* _Short problem_: Every record that follows must be duplicated exactly, with images left out.

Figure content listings
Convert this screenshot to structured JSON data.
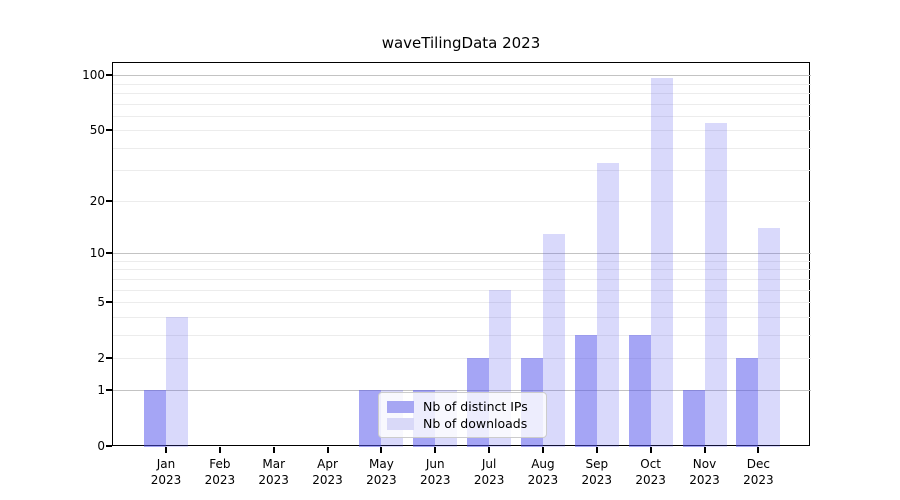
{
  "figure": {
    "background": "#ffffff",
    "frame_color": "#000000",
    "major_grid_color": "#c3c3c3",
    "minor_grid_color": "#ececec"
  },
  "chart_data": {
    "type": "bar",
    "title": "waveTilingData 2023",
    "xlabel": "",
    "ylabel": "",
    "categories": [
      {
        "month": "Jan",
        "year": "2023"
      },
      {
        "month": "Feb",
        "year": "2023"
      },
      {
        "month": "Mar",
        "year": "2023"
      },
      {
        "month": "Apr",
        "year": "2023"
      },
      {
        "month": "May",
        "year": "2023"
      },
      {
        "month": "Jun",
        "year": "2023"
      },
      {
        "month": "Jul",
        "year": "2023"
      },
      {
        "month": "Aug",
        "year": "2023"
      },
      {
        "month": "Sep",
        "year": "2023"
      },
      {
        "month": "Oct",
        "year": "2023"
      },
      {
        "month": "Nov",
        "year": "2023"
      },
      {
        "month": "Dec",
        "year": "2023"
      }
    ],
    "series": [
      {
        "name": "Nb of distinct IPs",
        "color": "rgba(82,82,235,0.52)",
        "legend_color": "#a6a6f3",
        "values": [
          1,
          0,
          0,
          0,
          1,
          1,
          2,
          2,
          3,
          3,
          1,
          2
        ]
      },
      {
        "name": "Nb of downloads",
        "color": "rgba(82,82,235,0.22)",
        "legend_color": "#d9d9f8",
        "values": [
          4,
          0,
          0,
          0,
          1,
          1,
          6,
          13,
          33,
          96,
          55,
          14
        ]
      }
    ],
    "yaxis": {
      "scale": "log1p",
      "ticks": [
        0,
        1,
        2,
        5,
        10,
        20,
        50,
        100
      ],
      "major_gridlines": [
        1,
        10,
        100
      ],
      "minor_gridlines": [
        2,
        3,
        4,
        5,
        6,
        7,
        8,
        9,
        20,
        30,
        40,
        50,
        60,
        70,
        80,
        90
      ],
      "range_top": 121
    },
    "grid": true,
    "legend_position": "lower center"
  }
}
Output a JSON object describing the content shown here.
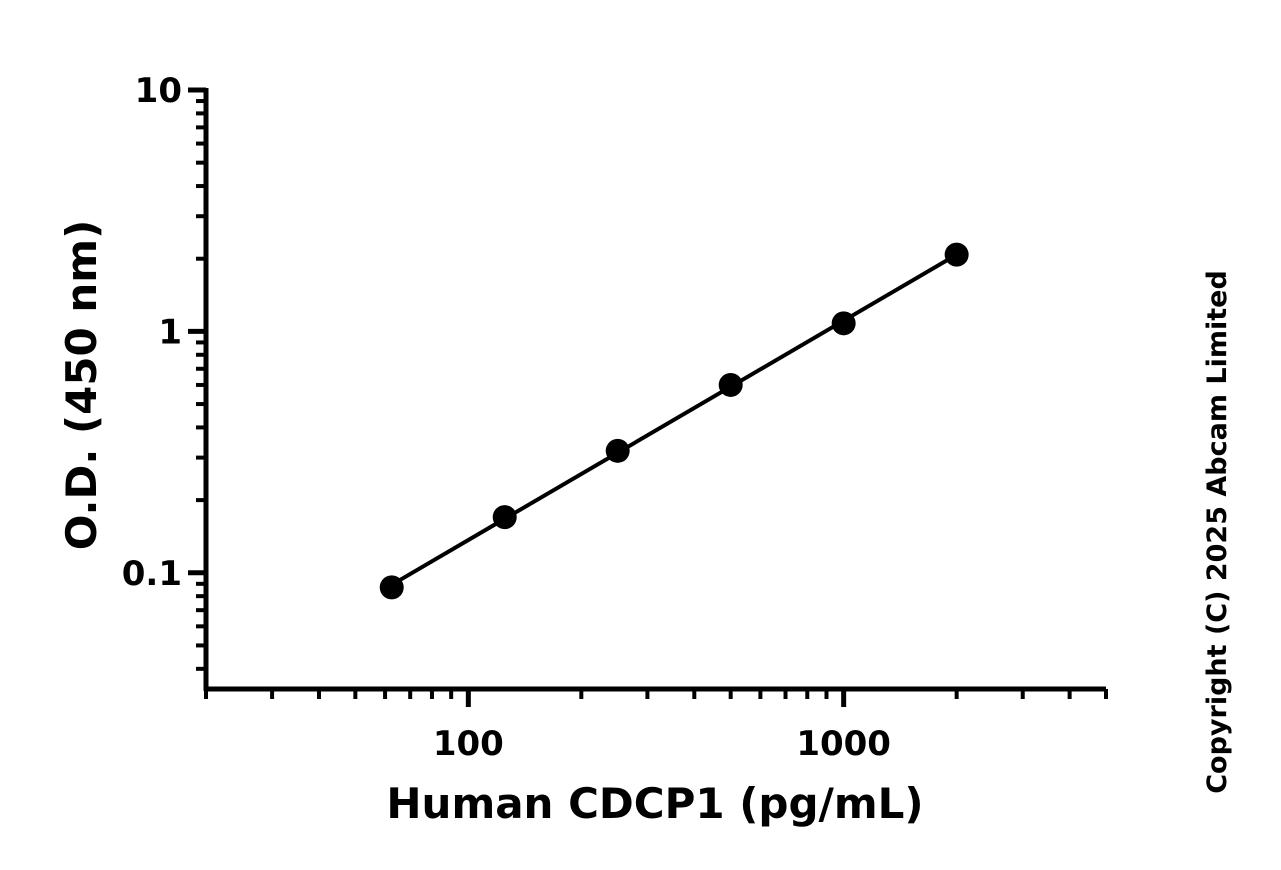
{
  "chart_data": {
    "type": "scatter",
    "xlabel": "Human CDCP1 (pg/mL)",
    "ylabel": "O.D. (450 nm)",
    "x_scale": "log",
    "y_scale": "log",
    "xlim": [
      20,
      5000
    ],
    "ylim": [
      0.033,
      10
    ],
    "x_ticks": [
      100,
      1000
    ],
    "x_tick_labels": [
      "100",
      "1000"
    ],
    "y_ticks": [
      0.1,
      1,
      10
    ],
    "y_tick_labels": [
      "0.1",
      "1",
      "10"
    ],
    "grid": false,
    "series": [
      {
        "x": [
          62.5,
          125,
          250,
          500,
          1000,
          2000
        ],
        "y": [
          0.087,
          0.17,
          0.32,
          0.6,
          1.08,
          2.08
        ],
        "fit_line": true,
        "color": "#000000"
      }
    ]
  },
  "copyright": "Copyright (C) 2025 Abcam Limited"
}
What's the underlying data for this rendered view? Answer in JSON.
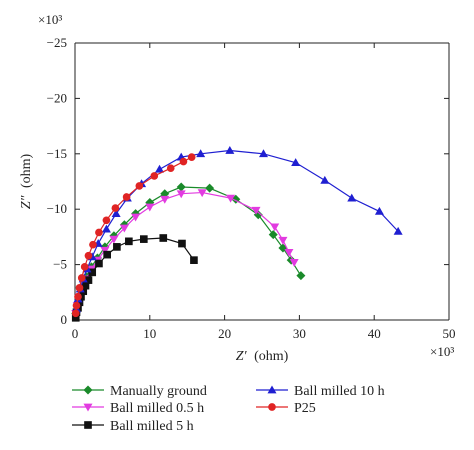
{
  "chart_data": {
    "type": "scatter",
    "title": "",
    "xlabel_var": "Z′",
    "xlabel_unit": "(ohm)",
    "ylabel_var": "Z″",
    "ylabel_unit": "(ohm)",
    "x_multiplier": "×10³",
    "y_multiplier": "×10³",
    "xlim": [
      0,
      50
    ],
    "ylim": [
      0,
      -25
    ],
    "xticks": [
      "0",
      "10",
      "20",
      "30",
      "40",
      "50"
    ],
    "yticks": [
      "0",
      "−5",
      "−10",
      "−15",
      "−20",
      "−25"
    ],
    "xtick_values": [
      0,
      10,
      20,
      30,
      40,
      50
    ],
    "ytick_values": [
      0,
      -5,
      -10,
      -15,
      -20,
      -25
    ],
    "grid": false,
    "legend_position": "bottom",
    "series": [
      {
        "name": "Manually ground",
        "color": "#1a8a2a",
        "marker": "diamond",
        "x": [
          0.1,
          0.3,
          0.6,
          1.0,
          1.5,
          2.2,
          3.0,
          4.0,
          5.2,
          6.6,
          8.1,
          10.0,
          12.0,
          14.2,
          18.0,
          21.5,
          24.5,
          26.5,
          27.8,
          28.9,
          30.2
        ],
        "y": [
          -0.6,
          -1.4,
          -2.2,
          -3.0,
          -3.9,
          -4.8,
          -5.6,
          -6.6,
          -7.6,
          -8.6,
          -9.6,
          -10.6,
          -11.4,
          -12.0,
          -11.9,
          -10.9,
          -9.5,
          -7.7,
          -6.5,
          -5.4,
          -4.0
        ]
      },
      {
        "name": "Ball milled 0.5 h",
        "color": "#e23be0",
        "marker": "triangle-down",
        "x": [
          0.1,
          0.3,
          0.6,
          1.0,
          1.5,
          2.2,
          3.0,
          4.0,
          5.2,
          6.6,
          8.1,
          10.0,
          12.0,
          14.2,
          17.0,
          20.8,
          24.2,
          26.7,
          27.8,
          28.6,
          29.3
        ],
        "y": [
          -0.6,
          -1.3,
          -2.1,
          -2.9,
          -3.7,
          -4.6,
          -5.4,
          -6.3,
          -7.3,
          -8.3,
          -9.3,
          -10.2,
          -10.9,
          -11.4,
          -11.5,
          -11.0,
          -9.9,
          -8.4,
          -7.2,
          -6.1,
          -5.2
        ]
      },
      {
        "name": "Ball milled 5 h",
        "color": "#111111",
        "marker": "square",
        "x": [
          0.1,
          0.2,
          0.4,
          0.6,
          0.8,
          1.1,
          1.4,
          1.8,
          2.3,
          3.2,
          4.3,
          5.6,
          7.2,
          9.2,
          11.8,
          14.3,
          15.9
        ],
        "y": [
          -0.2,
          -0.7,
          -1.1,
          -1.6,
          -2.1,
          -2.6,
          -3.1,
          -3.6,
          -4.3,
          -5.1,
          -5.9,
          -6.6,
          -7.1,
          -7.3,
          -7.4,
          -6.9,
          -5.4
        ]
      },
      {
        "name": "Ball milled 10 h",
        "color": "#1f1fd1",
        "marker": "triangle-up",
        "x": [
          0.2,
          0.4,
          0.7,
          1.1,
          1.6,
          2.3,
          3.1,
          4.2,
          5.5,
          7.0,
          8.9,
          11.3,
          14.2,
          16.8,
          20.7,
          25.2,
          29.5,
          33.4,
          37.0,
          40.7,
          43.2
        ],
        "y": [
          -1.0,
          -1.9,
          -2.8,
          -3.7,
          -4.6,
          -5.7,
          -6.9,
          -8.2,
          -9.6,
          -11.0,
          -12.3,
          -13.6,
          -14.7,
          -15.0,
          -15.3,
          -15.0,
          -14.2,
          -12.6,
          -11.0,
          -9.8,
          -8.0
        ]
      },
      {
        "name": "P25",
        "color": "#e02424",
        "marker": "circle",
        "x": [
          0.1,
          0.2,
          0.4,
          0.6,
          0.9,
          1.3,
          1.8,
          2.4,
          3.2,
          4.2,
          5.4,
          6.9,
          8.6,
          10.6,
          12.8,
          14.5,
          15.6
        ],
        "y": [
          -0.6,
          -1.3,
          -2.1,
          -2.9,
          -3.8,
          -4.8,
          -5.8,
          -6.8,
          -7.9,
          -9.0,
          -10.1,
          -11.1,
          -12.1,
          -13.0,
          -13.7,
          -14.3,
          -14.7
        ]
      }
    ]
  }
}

* _The response_:
Convert this screenshot to structured JSON data.
{
  "figure": {
    "background": "#ffffff",
    "frame_color": "#000000",
    "major_grid_color": "#c3c3c3",
    "minor_grid_color": "#ececec"
  },
  "chart_data": {
    "type": "bar",
    "title": "waveTilingData 2023",
    "xlabel": "",
    "ylabel": "",
    "categories": [
      {
        "month": "Jan",
        "year": "2023"
      },
      {
        "month": "Feb",
        "year": "2023"
      },
      {
        "month": "Mar",
        "year": "2023"
      },
      {
        "month": "Apr",
        "year": "2023"
      },
      {
        "month": "May",
        "year": "2023"
      },
      {
        "month": "Jun",
        "year": "2023"
      },
      {
        "month": "Jul",
        "year": "2023"
      },
      {
        "month": "Aug",
        "year": "2023"
      },
      {
        "month": "Sep",
        "year": "2023"
      },
      {
        "month": "Oct",
        "year": "2023"
      },
      {
        "month": "Nov",
        "year": "2023"
      },
      {
        "month": "Dec",
        "year": "2023"
      }
    ],
    "series": [
      {
        "name": "Nb of distinct IPs",
        "color": "rgba(82,82,235,0.52)",
        "legend_color": "#a6a6f3",
        "values": [
          1,
          0,
          0,
          0,
          1,
          1,
          2,
          2,
          3,
          3,
          1,
          2
        ]
      },
      {
        "name": "Nb of downloads",
        "color": "rgba(82,82,235,0.22)",
        "legend_color": "#d9d9f8",
        "values": [
          4,
          0,
          0,
          0,
          1,
          1,
          6,
          13,
          33,
          96,
          55,
          14
        ]
      }
    ],
    "yaxis": {
      "scale": "log1p",
      "ticks": [
        0,
        1,
        2,
        5,
        10,
        20,
        50,
        100
      ],
      "major_gridlines": [
        1,
        10,
        100
      ],
      "minor_gridlines": [
        2,
        3,
        4,
        5,
        6,
        7,
        8,
        9,
        20,
        30,
        40,
        50,
        60,
        70,
        80,
        90
      ],
      "range_top": 121
    },
    "grid": true,
    "legend_position": "lower center"
  }
}
Output a JSON object describing the content shown here.
{
  "chart_data": {
    "type": "scatter",
    "xlabel": "Human CDCP1 (pg/mL)",
    "ylabel": "O.D. (450 nm)",
    "x_scale": "log",
    "y_scale": "log",
    "xlim": [
      20,
      5000
    ],
    "ylim": [
      0.033,
      10
    ],
    "x_ticks": [
      100,
      1000
    ],
    "x_tick_labels": [
      "100",
      "1000"
    ],
    "y_ticks": [
      0.1,
      1,
      10
    ],
    "y_tick_labels": [
      "0.1",
      "1",
      "10"
    ],
    "grid": false,
    "series": [
      {
        "x": [
          62.5,
          125,
          250,
          500,
          1000,
          2000
        ],
        "y": [
          0.087,
          0.17,
          0.32,
          0.6,
          1.08,
          2.08
        ],
        "fit_line": true,
        "color": "#000000"
      }
    ]
  },
  "copyright": "Copyright (C) 2025 Abcam Limited"
}
What's the underlying data for this rendered view? Answer in JSON.
{
  "chart_data": {
    "type": "scatter",
    "title": "",
    "xlabel_var": "Z′",
    "xlabel_unit": "(ohm)",
    "ylabel_var": "Z″",
    "ylabel_unit": "(ohm)",
    "x_multiplier": "×10³",
    "y_multiplier": "×10³",
    "xlim": [
      0,
      50
    ],
    "ylim": [
      0,
      -25
    ],
    "xticks": [
      "0",
      "10",
      "20",
      "30",
      "40",
      "50"
    ],
    "yticks": [
      "0",
      "−5",
      "−10",
      "−15",
      "−20",
      "−25"
    ],
    "xtick_values": [
      0,
      10,
      20,
      30,
      40,
      50
    ],
    "ytick_values": [
      0,
      -5,
      -10,
      -15,
      -20,
      -25
    ],
    "grid": false,
    "legend_position": "bottom",
    "series": [
      {
        "name": "Manually ground",
        "color": "#1a8a2a",
        "marker": "diamond",
        "x": [
          0.1,
          0.3,
          0.6,
          1.0,
          1.5,
          2.2,
          3.0,
          4.0,
          5.2,
          6.6,
          8.1,
          10.0,
          12.0,
          14.2,
          18.0,
          21.5,
          24.5,
          26.5,
          27.8,
          28.9,
          30.2
        ],
        "y": [
          -0.6,
          -1.4,
          -2.2,
          -3.0,
          -3.9,
          -4.8,
          -5.6,
          -6.6,
          -7.6,
          -8.6,
          -9.6,
          -10.6,
          -11.4,
          -12.0,
          -11.9,
          -10.9,
          -9.5,
          -7.7,
          -6.5,
          -5.4,
          -4.0
        ]
      },
      {
        "name": "Ball milled 0.5 h",
        "color": "#e23be0",
        "marker": "triangle-down",
        "x": [
          0.1,
          0.3,
          0.6,
          1.0,
          1.5,
          2.2,
          3.0,
          4.0,
          5.2,
          6.6,
          8.1,
          10.0,
          12.0,
          14.2,
          17.0,
          20.8,
          24.2,
          26.7,
          27.8,
          28.6,
          29.3
        ],
        "y": [
          -0.6,
          -1.3,
          -2.1,
          -2.9,
          -3.7,
          -4.6,
          -5.4,
          -6.3,
          -7.3,
          -8.3,
          -9.3,
          -10.2,
          -10.9,
          -11.4,
          -11.5,
          -11.0,
          -9.9,
          -8.4,
          -7.2,
          -6.1,
          -5.2
        ]
      },
      {
        "name": "Ball milled 5 h",
        "color": "#111111",
        "marker": "square",
        "x": [
          0.1,
          0.2,
          0.4,
          0.6,
          0.8,
          1.1,
          1.4,
          1.8,
          2.3,
          3.2,
          4.3,
          5.6,
          7.2,
          9.2,
          11.8,
          14.3,
          15.9
        ],
        "y": [
          -0.2,
          -0.7,
          -1.1,
          -1.6,
          -2.1,
          -2.6,
          -3.1,
          -3.6,
          -4.3,
          -5.1,
          -5.9,
          -6.6,
          -7.1,
          -7.3,
          -7.4,
          -6.9,
          -5.4
        ]
      },
      {
        "name": "Ball milled 10 h",
        "color": "#1f1fd1",
        "marker": "triangle-up",
        "x": [
          0.2,
          0.4,
          0.7,
          1.1,
          1.6,
          2.3,
          3.1,
          4.2,
          5.5,
          7.0,
          8.9,
          11.3,
          14.2,
          16.8,
          20.7,
          25.2,
          29.5,
          33.4,
          37.0,
          40.7,
          43.2
        ],
        "y": [
          -1.0,
          -1.9,
          -2.8,
          -3.7,
          -4.6,
          -5.7,
          -6.9,
          -8.2,
          -9.6,
          -11.0,
          -12.3,
          -13.6,
          -14.7,
          -15.0,
          -15.3,
          -15.0,
          -14.2,
          -12.6,
          -11.0,
          -9.8,
          -8.0
        ]
      },
      {
        "name": "P25",
        "color": "#e02424",
        "marker": "circle",
        "x": [
          0.1,
          0.2,
          0.4,
          0.6,
          0.9,
          1.3,
          1.8,
          2.4,
          3.2,
          4.2,
          5.4,
          6.9,
          8.6,
          10.6,
          12.8,
          14.5,
          15.6
        ],
        "y": [
          -0.6,
          -1.3,
          -2.1,
          -2.9,
          -3.8,
          -4.8,
          -5.8,
          -6.8,
          -7.9,
          -9.0,
          -10.1,
          -11.1,
          -12.1,
          -13.0,
          -13.7,
          -14.3,
          -14.7
        ]
      }
    ]
  }
}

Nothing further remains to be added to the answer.